[Collected data]
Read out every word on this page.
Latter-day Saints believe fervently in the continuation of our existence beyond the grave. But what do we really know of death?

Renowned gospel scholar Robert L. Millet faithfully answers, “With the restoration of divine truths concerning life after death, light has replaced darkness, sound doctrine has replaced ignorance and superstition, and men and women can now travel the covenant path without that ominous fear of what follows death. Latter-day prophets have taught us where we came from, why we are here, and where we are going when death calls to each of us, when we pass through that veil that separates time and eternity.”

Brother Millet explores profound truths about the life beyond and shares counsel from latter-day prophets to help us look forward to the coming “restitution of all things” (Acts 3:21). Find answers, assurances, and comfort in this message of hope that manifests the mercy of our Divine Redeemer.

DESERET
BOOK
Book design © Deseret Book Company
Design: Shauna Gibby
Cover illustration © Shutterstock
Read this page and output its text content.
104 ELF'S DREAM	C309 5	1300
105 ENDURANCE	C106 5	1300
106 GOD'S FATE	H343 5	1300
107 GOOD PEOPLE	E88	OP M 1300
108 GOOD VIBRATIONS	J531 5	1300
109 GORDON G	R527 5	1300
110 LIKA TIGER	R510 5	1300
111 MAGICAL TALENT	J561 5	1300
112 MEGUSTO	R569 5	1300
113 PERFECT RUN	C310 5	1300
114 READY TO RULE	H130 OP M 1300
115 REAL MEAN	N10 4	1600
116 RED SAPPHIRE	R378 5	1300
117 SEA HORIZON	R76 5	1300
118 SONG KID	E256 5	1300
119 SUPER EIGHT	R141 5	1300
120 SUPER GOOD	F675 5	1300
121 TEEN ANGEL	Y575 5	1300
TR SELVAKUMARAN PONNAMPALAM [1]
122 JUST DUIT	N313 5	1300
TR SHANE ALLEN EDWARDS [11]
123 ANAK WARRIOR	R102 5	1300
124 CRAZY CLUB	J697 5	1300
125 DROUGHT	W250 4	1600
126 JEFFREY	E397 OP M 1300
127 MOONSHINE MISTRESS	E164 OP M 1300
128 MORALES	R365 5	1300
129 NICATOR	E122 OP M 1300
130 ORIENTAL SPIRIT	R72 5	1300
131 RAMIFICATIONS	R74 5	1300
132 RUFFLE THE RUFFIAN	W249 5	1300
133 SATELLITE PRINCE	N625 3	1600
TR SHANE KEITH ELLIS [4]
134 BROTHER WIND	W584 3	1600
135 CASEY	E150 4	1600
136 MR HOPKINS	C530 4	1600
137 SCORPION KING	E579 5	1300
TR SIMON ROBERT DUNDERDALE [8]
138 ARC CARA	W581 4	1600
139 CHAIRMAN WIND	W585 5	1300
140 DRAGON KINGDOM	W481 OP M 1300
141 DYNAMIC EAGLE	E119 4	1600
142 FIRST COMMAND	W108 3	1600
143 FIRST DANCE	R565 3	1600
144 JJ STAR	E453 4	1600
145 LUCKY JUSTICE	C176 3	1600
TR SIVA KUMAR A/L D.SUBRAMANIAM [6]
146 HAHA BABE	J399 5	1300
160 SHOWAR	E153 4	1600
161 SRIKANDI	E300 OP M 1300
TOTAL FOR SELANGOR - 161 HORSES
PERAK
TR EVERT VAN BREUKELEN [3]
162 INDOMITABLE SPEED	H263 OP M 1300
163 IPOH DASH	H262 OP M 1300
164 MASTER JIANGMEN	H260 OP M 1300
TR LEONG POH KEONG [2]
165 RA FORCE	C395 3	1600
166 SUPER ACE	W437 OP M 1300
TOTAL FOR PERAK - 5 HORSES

> [Task statement] Extract all of the data shown above and repeat it verbatim.

> [Answer]
Read out every word on this page.
Latter-day Saints believe fervently in the continuation of our existence beyond the grave. But what do we really know of death?

Renowned gospel scholar Robert L. Millet faithfully answers, “With the restoration of divine truths concerning life after death, light has replaced darkness, sound doctrine has replaced ignorance and superstition, and men and women can now travel the covenant path without that ominous fear of what follows death. Latter-day prophets have taught us where we came from, why we are here, and where we are going when death calls to each of us, when we pass through that veil that separates time and eternity.”

Brother Millet explores profound truths about the life beyond and shares counsel from latter-day prophets to help us look forward to the coming “restitution of all things” (Acts 3:21). Find answers, assurances, and comfort in this message of hope that manifests the mercy of our Divine Redeemer.

DESERET
BOOK
Book design © Deseret Book Company
Design: Shauna Gibby
Cover illustration © Shutterstock
Read this page and output its text content.
104 ELF'S DREAM	C309 5	1300
105 ENDURANCE	C106 5	1300
106 GOD'S FATE	H343 5	1300
107 GOOD PEOPLE	E88	OP M 1300
108 GOOD VIBRATIONS	J531 5	1300
109 GORDON G	R527 5	1300
110 LIKA TIGER	R510 5	1300
111 MAGICAL TALENT	J561 5	1300
112 MEGUSTO	R569 5	1300
113 PERFECT RUN	C310 5	1300
114 READY TO RULE	H130 OP M 1300
115 REAL MEAN	N10 4	1600
116 RED SAPPHIRE	R378 5	1300
117 SEA HORIZON	R76 5	1300
118 SONG KID	E256 5	1300
119 SUPER EIGHT	R141 5	1300
120 SUPER GOOD	F675 5	1300
121 TEEN ANGEL	Y575 5	1300
TR SELVAKUMARAN PONNAMPALAM [1]
122 JUST DUIT	N313 5	1300
TR SHANE ALLEN EDWARDS [11]
123 ANAK WARRIOR	R102 5	1300
124 CRAZY CLUB	J697 5	1300
125 DROUGHT	W250 4	1600
126 JEFFREY	E397 OP M 1300
127 MOONSHINE MISTRESS	E164 OP M 1300
128 MORALES	R365 5	1300
129 NICATOR	E122 OP M 1300
130 ORIENTAL SPIRIT	R72 5	1300
131 RAMIFICATIONS	R74 5	1300
132 RUFFLE THE RUFFIAN	W249 5	1300
133 SATELLITE PRINCE	N625 3	1600
TR SHANE KEITH ELLIS [4]
134 BROTHER WIND	W584 3	1600
135 CASEY	E150 4	1600
136 MR HOPKINS	C530 4	1600
137 SCORPION KING	E579 5	1300
TR SIMON ROBERT DUNDERDALE [8]
138 ARC CARA	W581 4	1600
139 CHAIRMAN WIND	W585 5	1300
140 DRAGON KINGDOM	W481 OP M 1300
141 DYNAMIC EAGLE	E119 4	1600
142 FIRST COMMAND	W108 3	1600
143 FIRST DANCE	R565 3	1600
144 JJ STAR	E453 4	1600
145 LUCKY JUSTICE	C176 3	1600
TR SIVA KUMAR A/L D.SUBRAMANIAM [6]
146 HAHA BABE	J399 5	1300
160 SHOWAR	E153 4	1600
161 SRIKANDI	E300 OP M 1300
TOTAL FOR SELANGOR - 161 HORSES
PERAK
TR EVERT VAN BREUKELEN [3]
162 INDOMITABLE SPEED	H263 OP M 1300
163 IPOH DASH	H262 OP M 1300
164 MASTER JIANGMEN	H260 OP M 1300
TR LEONG POH KEONG [2]
165 RA FORCE	C395 3	1600
166 SUPER ACE	W437 OP M 1300
TOTAL FOR PERAK - 5 HORSES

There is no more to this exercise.